◆ INSTRUCTION ◆
Find every line containing the word "Federation" in the records below; report only how many there are.

-- -- --

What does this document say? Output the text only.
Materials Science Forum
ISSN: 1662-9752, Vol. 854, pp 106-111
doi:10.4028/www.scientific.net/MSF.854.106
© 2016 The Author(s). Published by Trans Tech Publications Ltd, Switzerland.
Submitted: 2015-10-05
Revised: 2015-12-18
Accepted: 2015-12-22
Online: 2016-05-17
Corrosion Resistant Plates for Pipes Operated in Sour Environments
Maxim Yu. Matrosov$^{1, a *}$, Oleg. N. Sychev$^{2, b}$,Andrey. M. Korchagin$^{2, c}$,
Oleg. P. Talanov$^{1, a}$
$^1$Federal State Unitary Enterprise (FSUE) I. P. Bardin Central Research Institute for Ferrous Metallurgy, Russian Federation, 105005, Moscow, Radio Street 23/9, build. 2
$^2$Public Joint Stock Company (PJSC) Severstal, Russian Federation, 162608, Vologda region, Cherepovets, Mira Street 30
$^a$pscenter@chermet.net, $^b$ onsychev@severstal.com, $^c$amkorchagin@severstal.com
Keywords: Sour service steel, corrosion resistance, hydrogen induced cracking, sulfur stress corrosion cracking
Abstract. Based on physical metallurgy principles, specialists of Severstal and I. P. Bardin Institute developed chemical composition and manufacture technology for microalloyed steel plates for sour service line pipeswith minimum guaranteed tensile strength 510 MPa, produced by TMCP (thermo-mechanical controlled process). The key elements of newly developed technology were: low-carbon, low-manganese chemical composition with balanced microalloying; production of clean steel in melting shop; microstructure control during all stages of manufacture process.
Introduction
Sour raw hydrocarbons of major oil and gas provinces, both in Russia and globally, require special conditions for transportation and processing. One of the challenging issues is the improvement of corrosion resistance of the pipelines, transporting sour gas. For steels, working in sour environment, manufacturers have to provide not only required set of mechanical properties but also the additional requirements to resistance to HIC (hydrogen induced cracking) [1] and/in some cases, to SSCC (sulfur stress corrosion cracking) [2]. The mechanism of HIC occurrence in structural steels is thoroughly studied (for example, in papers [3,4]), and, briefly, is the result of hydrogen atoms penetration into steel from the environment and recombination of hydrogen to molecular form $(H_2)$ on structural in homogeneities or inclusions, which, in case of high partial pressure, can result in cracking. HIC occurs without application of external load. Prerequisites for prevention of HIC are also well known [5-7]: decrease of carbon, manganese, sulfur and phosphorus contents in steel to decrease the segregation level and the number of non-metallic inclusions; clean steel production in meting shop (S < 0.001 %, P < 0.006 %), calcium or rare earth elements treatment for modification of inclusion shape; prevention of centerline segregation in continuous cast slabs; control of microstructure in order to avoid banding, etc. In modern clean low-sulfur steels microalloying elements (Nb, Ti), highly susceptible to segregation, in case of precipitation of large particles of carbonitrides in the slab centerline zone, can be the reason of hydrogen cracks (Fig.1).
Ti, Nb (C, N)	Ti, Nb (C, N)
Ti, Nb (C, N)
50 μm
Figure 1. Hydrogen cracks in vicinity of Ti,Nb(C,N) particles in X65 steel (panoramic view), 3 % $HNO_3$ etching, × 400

-- -- --

◆ FULL RESPONSE ◆
2